INPUT DATA »

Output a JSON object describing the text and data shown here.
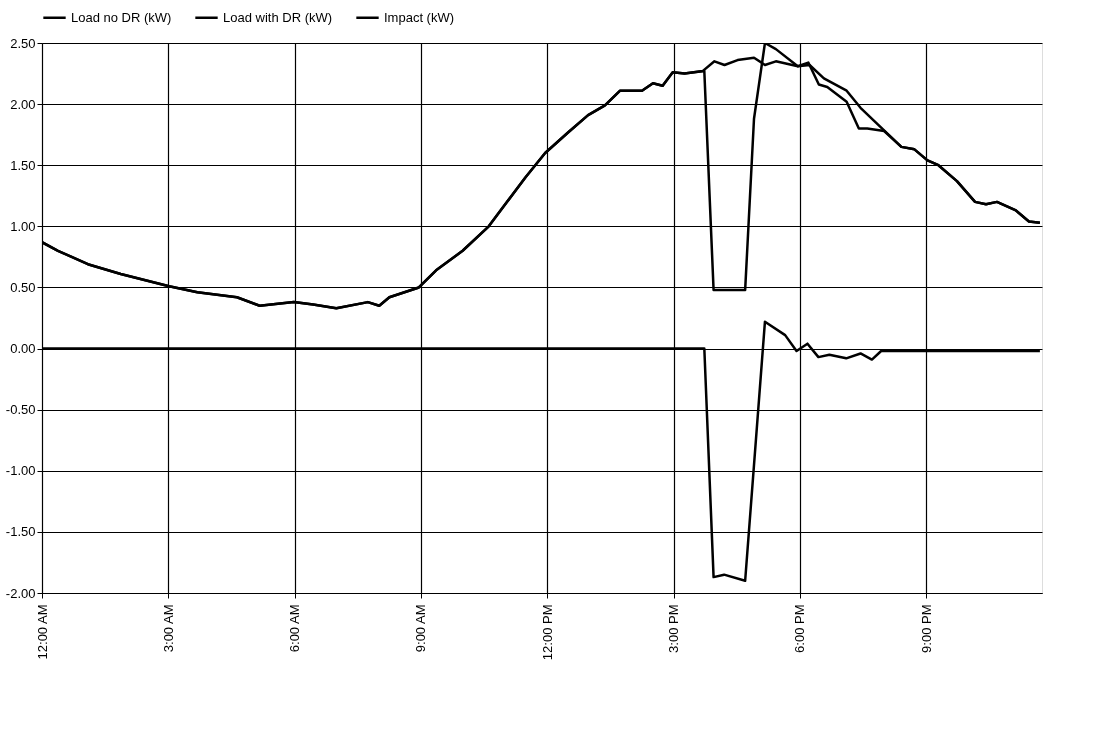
{
  "chart_data": {
    "type": "line",
    "xlim": [
      0,
      23.75
    ],
    "xticks": [
      {
        "value": 0,
        "label": "12:00 AM"
      },
      {
        "value": 3,
        "label": "3:00 AM"
      },
      {
        "value": 6,
        "label": "6:00 AM"
      },
      {
        "value": 9,
        "label": "9:00 AM"
      },
      {
        "value": 12,
        "label": "12:00 PM"
      },
      {
        "value": 15,
        "label": "3:00 PM"
      },
      {
        "value": 18,
        "label": "6:00 PM"
      },
      {
        "value": 21,
        "label": "9:00 PM"
      }
    ],
    "ylim": [
      -2,
      2.5
    ],
    "yticks": [
      {
        "value": -2,
        "label": "-2.00"
      },
      {
        "value": -1.5,
        "label": "-1.50"
      },
      {
        "value": -1,
        "label": "-1.00"
      },
      {
        "value": -0.5,
        "label": "-0.50"
      },
      {
        "value": 0,
        "label": "0.00"
      },
      {
        "value": 0.5,
        "label": "0.50"
      },
      {
        "value": 1,
        "label": "1.00"
      },
      {
        "value": 1.5,
        "label": "1.50"
      },
      {
        "value": 2,
        "label": "2.00"
      },
      {
        "value": 2.5,
        "label": "2.50"
      }
    ],
    "grid": true,
    "legend": "top",
    "line_style": "solid",
    "marker": "none",
    "series": [
      {
        "name": "Load no DR (kW)",
        "color": "#000000",
        "x": [
          0,
          0.38,
          1.09,
          1.87,
          3.02,
          3.69,
          4.63,
          5.17,
          5.98,
          6.44,
          6.99,
          7.74,
          8.01,
          8.25,
          8.95,
          9.36,
          9.99,
          10.61,
          11.48,
          11.95,
          12.5,
          12.97,
          13.37,
          13.73,
          14.25,
          14.51,
          14.74,
          14.98,
          15.26,
          15.69,
          15.97,
          16.21,
          16.52,
          16.91,
          17.17,
          17.43,
          17.95,
          18.23,
          18.57,
          19.11,
          19.44,
          19.8,
          20.41,
          20.72,
          21.03,
          21.29,
          21.73,
          22.16,
          22.42,
          22.68,
          23.13,
          23.44,
          23.7
        ],
        "values": [
          0.87,
          0.8,
          0.69,
          0.61,
          0.51,
          0.46,
          0.42,
          0.35,
          0.38,
          0.36,
          0.33,
          0.38,
          0.35,
          0.42,
          0.5,
          0.64,
          0.8,
          1.0,
          1.4,
          1.6,
          1.77,
          1.91,
          1.99,
          2.11,
          2.11,
          2.17,
          2.15,
          2.26,
          2.25,
          2.27,
          2.35,
          2.32,
          2.36,
          2.38,
          2.32,
          2.35,
          2.31,
          2.32,
          2.21,
          2.11,
          1.97,
          1.85,
          1.65,
          1.63,
          1.54,
          1.5,
          1.37,
          1.2,
          1.18,
          1.2,
          1.13,
          1.04,
          1.03
        ]
      },
      {
        "name": "Load with DR (kW)",
        "color": "#000000",
        "x": [
          0,
          0.38,
          1.09,
          1.87,
          3.02,
          3.69,
          4.63,
          5.17,
          5.98,
          6.44,
          6.99,
          7.74,
          8.01,
          8.25,
          8.95,
          9.36,
          9.99,
          10.61,
          11.48,
          11.95,
          12.5,
          12.97,
          13.37,
          13.73,
          14.25,
          14.51,
          14.74,
          14.98,
          15.26,
          15.73,
          15.95,
          16.7,
          16.91,
          17.17,
          17.43,
          17.95,
          18.2,
          18.45,
          18.65,
          19.11,
          19.4,
          19.6,
          20.0,
          20.41,
          20.72,
          21.03,
          21.29,
          21.73,
          22.16,
          22.42,
          22.68,
          23.13,
          23.44,
          23.7
        ],
        "values": [
          0.87,
          0.8,
          0.69,
          0.61,
          0.51,
          0.46,
          0.42,
          0.35,
          0.38,
          0.36,
          0.33,
          0.38,
          0.35,
          0.42,
          0.5,
          0.64,
          0.8,
          1.0,
          1.4,
          1.6,
          1.77,
          1.91,
          1.99,
          2.11,
          2.11,
          2.17,
          2.15,
          2.26,
          2.25,
          2.27,
          0.48,
          0.48,
          1.88,
          2.5,
          2.45,
          2.31,
          2.34,
          2.16,
          2.14,
          2.02,
          1.8,
          1.8,
          1.78,
          1.65,
          1.63,
          1.54,
          1.5,
          1.37,
          1.2,
          1.18,
          1.2,
          1.13,
          1.04,
          1.03
        ]
      },
      {
        "name": "Impact (kW)",
        "color": "#000000",
        "x": [
          0,
          15.73,
          15.95,
          16.2,
          16.7,
          17.17,
          17.65,
          17.92,
          18.18,
          18.44,
          18.7,
          19.1,
          19.44,
          19.71,
          19.93,
          23.7
        ],
        "values": [
          0,
          0,
          -1.87,
          -1.85,
          -1.9,
          0.22,
          0.11,
          -0.02,
          0.04,
          -0.07,
          -0.05,
          -0.08,
          -0.04,
          -0.09,
          -0.02,
          -0.02
        ]
      }
    ]
  }
}
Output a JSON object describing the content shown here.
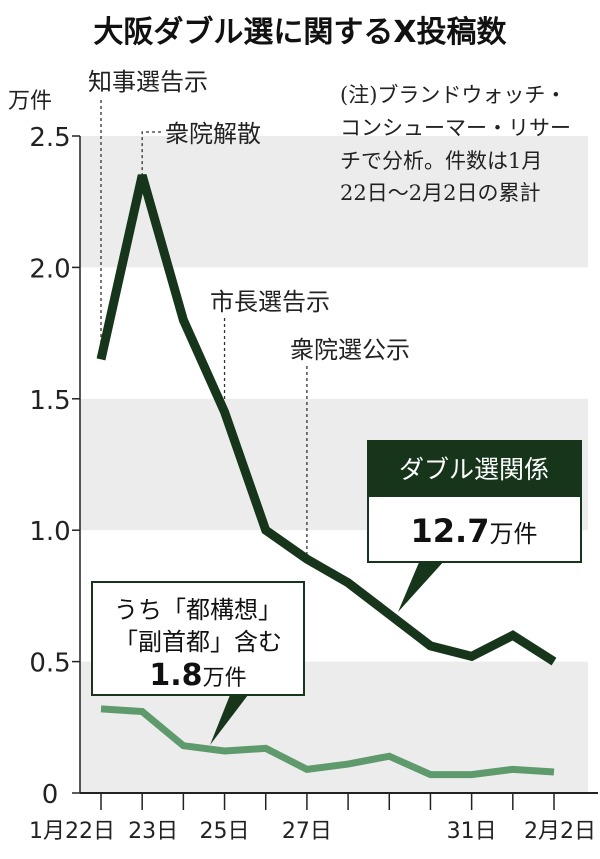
{
  "chart_data": {
    "type": "line",
    "title": "大阪ダブル選に関するX投稿数",
    "ylabel": "万件",
    "ylim": [
      0,
      2.5
    ],
    "yticks": [
      "0",
      "0.5",
      "1.0",
      "1.5",
      "2.0",
      "2.5"
    ],
    "ytick_values": [
      0,
      0.5,
      1.0,
      1.5,
      2.0,
      2.5
    ],
    "x": [
      "1/22",
      "1/23",
      "1/24",
      "1/25",
      "1/26",
      "1/27",
      "1/28",
      "1/29",
      "1/30",
      "1/31",
      "2/1",
      "2/2"
    ],
    "xtick_labels": [
      "1月22日",
      "23日",
      "",
      "25日",
      "",
      "27日",
      "",
      "",
      "",
      "31日",
      "",
      "2月2日"
    ],
    "grid": "alternating gray bands",
    "series": [
      {
        "name": "ダブル選関係",
        "total": "12.7",
        "total_unit": "万件",
        "color": "#16351a",
        "values": [
          1.65,
          2.35,
          1.8,
          1.45,
          1.0,
          0.89,
          0.8,
          0.68,
          0.56,
          0.52,
          0.6,
          0.5
        ]
      },
      {
        "name": "うち「都構想」「副首都」含む",
        "name_line1": "うち「都構想」",
        "name_line2": "「副首都」含む",
        "total": "1.8",
        "total_unit": "万件",
        "color": "#5e9a6c",
        "values": [
          0.32,
          0.31,
          0.18,
          0.16,
          0.17,
          0.09,
          0.11,
          0.14,
          0.07,
          0.07,
          0.09,
          0.08
        ]
      }
    ],
    "events": [
      {
        "label": "知事選告示",
        "x": "1/22"
      },
      {
        "label": "衆院解散",
        "x": "1/23"
      },
      {
        "label": "市長選告示",
        "x": "1/25"
      },
      {
        "label": "衆院選公示",
        "x": "1/27"
      }
    ],
    "note": [
      "(注)ブランドウォッチ・",
      "コンシューマー・リサー",
      "チで分析。件数は1月",
      "22日〜2月2日の累計"
    ]
  }
}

YOUR OBJECTIVE »
Extract the text of all the records above verbatim, excluding pictures.

RESULT FOR THIS TASK »
Output a JSON object describing the text and data shown here.
{
  "chart_data": {
    "type": "line",
    "xlim": [
      0,
      23.75
    ],
    "xticks": [
      {
        "value": 0,
        "label": "12:00 AM"
      },
      {
        "value": 3,
        "label": "3:00 AM"
      },
      {
        "value": 6,
        "label": "6:00 AM"
      },
      {
        "value": 9,
        "label": "9:00 AM"
      },
      {
        "value": 12,
        "label": "12:00 PM"
      },
      {
        "value": 15,
        "label": "3:00 PM"
      },
      {
        "value": 18,
        "label": "6:00 PM"
      },
      {
        "value": 21,
        "label": "9:00 PM"
      }
    ],
    "ylim": [
      -2,
      2.5
    ],
    "yticks": [
      {
        "value": -2,
        "label": "-2.00"
      },
      {
        "value": -1.5,
        "label": "-1.50"
      },
      {
        "value": -1,
        "label": "-1.00"
      },
      {
        "value": -0.5,
        "label": "-0.50"
      },
      {
        "value": 0,
        "label": "0.00"
      },
      {
        "value": 0.5,
        "label": "0.50"
      },
      {
        "value": 1,
        "label": "1.00"
      },
      {
        "value": 1.5,
        "label": "1.50"
      },
      {
        "value": 2,
        "label": "2.00"
      },
      {
        "value": 2.5,
        "label": "2.50"
      }
    ],
    "grid": true,
    "legend": "top",
    "line_style": "solid",
    "marker": "none",
    "series": [
      {
        "name": "Load no DR (kW)",
        "color": "#000000",
        "x": [
          0,
          0.38,
          1.09,
          1.87,
          3.02,
          3.69,
          4.63,
          5.17,
          5.98,
          6.44,
          6.99,
          7.74,
          8.01,
          8.25,
          8.95,
          9.36,
          9.99,
          10.61,
          11.48,
          11.95,
          12.5,
          12.97,
          13.37,
          13.73,
          14.25,
          14.51,
          14.74,
          14.98,
          15.26,
          15.69,
          15.97,
          16.21,
          16.52,
          16.91,
          17.17,
          17.43,
          17.95,
          18.23,
          18.57,
          19.11,
          19.44,
          19.8,
          20.41,
          20.72,
          21.03,
          21.29,
          21.73,
          22.16,
          22.42,
          22.68,
          23.13,
          23.44,
          23.7
        ],
        "values": [
          0.87,
          0.8,
          0.69,
          0.61,
          0.51,
          0.46,
          0.42,
          0.35,
          0.38,
          0.36,
          0.33,
          0.38,
          0.35,
          0.42,
          0.5,
          0.64,
          0.8,
          1.0,
          1.4,
          1.6,
          1.77,
          1.91,
          1.99,
          2.11,
          2.11,
          2.17,
          2.15,
          2.26,
          2.25,
          2.27,
          2.35,
          2.32,
          2.36,
          2.38,
          2.32,
          2.35,
          2.31,
          2.32,
          2.21,
          2.11,
          1.97,
          1.85,
          1.65,
          1.63,
          1.54,
          1.5,
          1.37,
          1.2,
          1.18,
          1.2,
          1.13,
          1.04,
          1.03
        ]
      },
      {
        "name": "Load with DR (kW)",
        "color": "#000000",
        "x": [
          0,
          0.38,
          1.09,
          1.87,
          3.02,
          3.69,
          4.63,
          5.17,
          5.98,
          6.44,
          6.99,
          7.74,
          8.01,
          8.25,
          8.95,
          9.36,
          9.99,
          10.61,
          11.48,
          11.95,
          12.5,
          12.97,
          13.37,
          13.73,
          14.25,
          14.51,
          14.74,
          14.98,
          15.26,
          15.73,
          15.95,
          16.7,
          16.91,
          17.17,
          17.43,
          17.95,
          18.2,
          18.45,
          18.65,
          19.11,
          19.4,
          19.6,
          20.0,
          20.41,
          20.72,
          21.03,
          21.29,
          21.73,
          22.16,
          22.42,
          22.68,
          23.13,
          23.44,
          23.7
        ],
        "values": [
          0.87,
          0.8,
          0.69,
          0.61,
          0.51,
          0.46,
          0.42,
          0.35,
          0.38,
          0.36,
          0.33,
          0.38,
          0.35,
          0.42,
          0.5,
          0.64,
          0.8,
          1.0,
          1.4,
          1.6,
          1.77,
          1.91,
          1.99,
          2.11,
          2.11,
          2.17,
          2.15,
          2.26,
          2.25,
          2.27,
          0.48,
          0.48,
          1.88,
          2.5,
          2.45,
          2.31,
          2.34,
          2.16,
          2.14,
          2.02,
          1.8,
          1.8,
          1.78,
          1.65,
          1.63,
          1.54,
          1.5,
          1.37,
          1.2,
          1.18,
          1.2,
          1.13,
          1.04,
          1.03
        ]
      },
      {
        "name": "Impact (kW)",
        "color": "#000000",
        "x": [
          0,
          15.73,
          15.95,
          16.2,
          16.7,
          17.17,
          17.65,
          17.92,
          18.18,
          18.44,
          18.7,
          19.1,
          19.44,
          19.71,
          19.93,
          23.7
        ],
        "values": [
          0,
          0,
          -1.87,
          -1.85,
          -1.9,
          0.22,
          0.11,
          -0.02,
          0.04,
          -0.07,
          -0.05,
          -0.08,
          -0.04,
          -0.09,
          -0.02,
          -0.02
        ]
      }
    ]
  }
}
Output a JSON object describing the content shown here.
{
  "chart_data": {
    "type": "line",
    "title": "大阪ダブル選に関するX投稿数",
    "ylabel": "万件",
    "ylim": [
      0,
      2.5
    ],
    "yticks": [
      "0",
      "0.5",
      "1.0",
      "1.5",
      "2.0",
      "2.5"
    ],
    "ytick_values": [
      0,
      0.5,
      1.0,
      1.5,
      2.0,
      2.5
    ],
    "x": [
      "1/22",
      "1/23",
      "1/24",
      "1/25",
      "1/26",
      "1/27",
      "1/28",
      "1/29",
      "1/30",
      "1/31",
      "2/1",
      "2/2"
    ],
    "xtick_labels": [
      "1月22日",
      "23日",
      "",
      "25日",
      "",
      "27日",
      "",
      "",
      "",
      "31日",
      "",
      "2月2日"
    ],
    "grid": "alternating gray bands",
    "series": [
      {
        "name": "ダブル選関係",
        "total": "12.7",
        "total_unit": "万件",
        "color": "#16351a",
        "values": [
          1.65,
          2.35,
          1.8,
          1.45,
          1.0,
          0.89,
          0.8,
          0.68,
          0.56,
          0.52,
          0.6,
          0.5
        ]
      },
      {
        "name": "うち「都構想」「副首都」含む",
        "name_line1": "うち「都構想」",
        "name_line2": "「副首都」含む",
        "total": "1.8",
        "total_unit": "万件",
        "color": "#5e9a6c",
        "values": [
          0.32,
          0.31,
          0.18,
          0.16,
          0.17,
          0.09,
          0.11,
          0.14,
          0.07,
          0.07,
          0.09,
          0.08
        ]
      }
    ],
    "events": [
      {
        "label": "知事選告示",
        "x": "1/22"
      },
      {
        "label": "衆院解散",
        "x": "1/23"
      },
      {
        "label": "市長選告示",
        "x": "1/25"
      },
      {
        "label": "衆院選公示",
        "x": "1/27"
      }
    ],
    "note": [
      "(注)ブランドウォッチ・",
      "コンシューマー・リサー",
      "チで分析。件数は1月",
      "22日〜2月2日の累計"
    ]
  }
}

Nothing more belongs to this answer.